**SOURCE RECORDS**:
⟨

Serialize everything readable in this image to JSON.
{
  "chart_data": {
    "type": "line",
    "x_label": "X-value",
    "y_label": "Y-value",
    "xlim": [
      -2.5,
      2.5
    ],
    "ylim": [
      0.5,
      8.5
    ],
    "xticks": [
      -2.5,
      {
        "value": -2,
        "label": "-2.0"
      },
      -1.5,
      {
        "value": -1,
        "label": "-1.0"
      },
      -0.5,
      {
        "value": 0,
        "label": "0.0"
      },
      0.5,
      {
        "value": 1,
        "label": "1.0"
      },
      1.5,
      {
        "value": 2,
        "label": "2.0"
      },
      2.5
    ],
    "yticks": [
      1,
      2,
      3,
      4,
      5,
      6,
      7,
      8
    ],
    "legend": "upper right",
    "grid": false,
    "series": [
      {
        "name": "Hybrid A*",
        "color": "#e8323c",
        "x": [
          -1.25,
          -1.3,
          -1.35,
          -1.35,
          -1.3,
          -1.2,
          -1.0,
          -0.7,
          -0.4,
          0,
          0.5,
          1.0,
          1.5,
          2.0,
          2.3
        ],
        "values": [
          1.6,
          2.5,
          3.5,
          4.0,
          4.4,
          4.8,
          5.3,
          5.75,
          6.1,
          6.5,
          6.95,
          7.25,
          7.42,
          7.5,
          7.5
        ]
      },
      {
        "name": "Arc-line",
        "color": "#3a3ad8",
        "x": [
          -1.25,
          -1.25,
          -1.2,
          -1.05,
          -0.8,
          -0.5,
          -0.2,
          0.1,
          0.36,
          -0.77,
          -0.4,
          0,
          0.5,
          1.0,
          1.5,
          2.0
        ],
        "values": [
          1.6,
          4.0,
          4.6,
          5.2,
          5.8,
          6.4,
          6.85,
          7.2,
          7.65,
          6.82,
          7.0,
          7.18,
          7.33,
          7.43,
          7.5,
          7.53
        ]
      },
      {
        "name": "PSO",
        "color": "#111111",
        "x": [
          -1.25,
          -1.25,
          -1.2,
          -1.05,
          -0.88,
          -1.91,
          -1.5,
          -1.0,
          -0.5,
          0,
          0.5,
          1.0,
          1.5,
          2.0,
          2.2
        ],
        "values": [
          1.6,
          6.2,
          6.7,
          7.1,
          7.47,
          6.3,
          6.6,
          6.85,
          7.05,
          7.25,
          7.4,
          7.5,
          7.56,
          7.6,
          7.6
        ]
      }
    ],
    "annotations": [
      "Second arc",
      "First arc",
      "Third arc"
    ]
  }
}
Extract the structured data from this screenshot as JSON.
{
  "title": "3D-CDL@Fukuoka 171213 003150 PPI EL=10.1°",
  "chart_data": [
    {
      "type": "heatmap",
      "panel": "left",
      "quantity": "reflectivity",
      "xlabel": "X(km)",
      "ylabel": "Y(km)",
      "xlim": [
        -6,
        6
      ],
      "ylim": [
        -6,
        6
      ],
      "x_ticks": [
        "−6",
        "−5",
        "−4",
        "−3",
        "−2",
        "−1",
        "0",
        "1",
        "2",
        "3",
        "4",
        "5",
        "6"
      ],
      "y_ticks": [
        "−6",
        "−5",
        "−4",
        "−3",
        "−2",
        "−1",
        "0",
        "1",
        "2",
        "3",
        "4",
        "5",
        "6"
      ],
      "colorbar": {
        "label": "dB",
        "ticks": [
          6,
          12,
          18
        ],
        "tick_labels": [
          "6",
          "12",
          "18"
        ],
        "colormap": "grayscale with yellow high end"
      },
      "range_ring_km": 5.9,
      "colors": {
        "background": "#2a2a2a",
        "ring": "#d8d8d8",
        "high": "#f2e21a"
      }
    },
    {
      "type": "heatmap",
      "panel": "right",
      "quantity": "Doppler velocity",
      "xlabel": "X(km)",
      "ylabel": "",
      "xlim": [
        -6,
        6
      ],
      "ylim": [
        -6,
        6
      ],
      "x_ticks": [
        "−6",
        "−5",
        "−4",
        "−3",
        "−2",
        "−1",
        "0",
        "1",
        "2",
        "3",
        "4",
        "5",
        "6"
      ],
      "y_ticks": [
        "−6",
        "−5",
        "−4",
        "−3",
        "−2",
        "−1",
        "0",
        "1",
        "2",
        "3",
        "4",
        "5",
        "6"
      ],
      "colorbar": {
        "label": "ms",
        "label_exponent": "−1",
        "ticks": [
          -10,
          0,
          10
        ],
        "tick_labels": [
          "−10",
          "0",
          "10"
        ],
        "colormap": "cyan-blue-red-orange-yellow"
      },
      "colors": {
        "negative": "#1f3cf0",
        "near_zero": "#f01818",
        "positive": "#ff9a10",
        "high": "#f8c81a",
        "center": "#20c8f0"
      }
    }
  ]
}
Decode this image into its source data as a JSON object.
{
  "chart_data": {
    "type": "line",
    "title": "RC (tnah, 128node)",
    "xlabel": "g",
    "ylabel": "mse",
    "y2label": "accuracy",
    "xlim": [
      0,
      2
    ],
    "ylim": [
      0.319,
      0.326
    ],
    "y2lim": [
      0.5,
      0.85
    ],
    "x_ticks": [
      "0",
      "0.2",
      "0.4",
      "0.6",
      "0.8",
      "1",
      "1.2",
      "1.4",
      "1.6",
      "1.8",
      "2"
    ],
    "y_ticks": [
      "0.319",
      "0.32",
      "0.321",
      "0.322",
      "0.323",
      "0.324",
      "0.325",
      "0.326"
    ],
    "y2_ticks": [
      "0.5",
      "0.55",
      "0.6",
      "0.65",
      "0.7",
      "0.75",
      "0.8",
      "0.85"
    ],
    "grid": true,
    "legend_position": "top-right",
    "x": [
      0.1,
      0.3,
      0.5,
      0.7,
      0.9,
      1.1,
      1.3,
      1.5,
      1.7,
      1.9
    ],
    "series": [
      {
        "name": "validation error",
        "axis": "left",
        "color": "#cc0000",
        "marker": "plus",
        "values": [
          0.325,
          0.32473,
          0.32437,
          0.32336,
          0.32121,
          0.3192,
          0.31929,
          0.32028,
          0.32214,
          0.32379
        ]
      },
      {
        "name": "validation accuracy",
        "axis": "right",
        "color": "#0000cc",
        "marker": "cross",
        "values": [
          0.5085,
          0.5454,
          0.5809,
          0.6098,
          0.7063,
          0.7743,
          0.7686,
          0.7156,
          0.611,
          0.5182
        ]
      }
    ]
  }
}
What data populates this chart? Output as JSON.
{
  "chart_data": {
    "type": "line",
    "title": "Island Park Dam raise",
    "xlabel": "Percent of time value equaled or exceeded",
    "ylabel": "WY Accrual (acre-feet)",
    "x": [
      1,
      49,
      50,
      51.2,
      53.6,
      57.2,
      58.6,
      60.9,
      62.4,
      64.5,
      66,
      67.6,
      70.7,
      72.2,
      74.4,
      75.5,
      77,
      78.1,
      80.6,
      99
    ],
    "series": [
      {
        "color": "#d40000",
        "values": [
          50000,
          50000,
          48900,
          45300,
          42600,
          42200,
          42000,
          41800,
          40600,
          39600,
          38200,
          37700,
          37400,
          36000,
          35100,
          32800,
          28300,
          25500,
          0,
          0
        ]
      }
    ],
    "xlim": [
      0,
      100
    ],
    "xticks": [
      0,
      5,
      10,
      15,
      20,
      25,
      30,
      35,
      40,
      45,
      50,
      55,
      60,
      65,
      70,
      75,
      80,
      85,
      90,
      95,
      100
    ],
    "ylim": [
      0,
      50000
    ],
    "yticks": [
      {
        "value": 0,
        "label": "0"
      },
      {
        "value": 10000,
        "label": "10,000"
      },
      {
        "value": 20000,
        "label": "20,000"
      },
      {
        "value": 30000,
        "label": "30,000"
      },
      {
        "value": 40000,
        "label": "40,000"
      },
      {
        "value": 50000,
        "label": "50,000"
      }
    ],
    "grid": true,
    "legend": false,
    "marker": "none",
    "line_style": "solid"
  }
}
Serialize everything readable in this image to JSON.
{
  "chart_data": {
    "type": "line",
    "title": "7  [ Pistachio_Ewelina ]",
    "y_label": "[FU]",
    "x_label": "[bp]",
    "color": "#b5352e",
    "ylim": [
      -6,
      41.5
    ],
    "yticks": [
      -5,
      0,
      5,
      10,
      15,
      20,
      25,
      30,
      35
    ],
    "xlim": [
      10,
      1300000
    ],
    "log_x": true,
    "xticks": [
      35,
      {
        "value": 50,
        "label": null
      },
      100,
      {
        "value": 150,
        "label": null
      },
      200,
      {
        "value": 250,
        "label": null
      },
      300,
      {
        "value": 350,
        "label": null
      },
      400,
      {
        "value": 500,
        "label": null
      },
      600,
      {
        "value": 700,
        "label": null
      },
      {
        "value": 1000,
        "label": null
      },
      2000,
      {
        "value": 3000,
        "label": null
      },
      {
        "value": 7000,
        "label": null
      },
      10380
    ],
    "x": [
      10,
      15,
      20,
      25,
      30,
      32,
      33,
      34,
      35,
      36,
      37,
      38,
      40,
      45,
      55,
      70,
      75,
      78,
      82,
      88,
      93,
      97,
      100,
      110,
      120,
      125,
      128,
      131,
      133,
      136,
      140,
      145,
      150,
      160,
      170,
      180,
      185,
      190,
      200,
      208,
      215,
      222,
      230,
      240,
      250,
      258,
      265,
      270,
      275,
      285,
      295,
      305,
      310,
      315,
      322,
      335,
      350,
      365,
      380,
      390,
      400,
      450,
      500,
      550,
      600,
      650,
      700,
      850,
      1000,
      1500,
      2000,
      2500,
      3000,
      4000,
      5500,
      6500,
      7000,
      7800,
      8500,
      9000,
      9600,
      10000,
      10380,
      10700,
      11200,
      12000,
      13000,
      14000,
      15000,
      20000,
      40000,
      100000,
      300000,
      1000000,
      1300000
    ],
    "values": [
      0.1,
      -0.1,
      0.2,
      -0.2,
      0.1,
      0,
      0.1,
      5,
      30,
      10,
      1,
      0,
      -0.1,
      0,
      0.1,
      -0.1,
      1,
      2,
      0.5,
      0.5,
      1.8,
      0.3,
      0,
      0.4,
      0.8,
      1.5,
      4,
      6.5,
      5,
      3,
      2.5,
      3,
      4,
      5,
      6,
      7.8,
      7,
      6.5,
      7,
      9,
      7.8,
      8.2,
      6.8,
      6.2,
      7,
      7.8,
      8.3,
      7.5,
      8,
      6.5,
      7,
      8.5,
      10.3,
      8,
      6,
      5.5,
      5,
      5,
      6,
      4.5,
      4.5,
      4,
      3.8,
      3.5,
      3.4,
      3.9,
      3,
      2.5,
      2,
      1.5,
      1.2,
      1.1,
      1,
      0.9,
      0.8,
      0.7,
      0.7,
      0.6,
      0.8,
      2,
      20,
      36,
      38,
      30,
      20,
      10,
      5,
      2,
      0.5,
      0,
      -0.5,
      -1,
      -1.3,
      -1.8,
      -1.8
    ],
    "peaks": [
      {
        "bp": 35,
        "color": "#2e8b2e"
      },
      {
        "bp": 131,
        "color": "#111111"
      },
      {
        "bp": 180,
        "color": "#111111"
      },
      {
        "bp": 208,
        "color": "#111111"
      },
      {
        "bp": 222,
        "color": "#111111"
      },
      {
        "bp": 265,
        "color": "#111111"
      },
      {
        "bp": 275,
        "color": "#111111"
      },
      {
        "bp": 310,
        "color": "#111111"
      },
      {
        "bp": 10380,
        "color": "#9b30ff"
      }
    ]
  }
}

⟩

Each line that has the word "this" counts once. How many such lines are in the data? Give the number alone.

5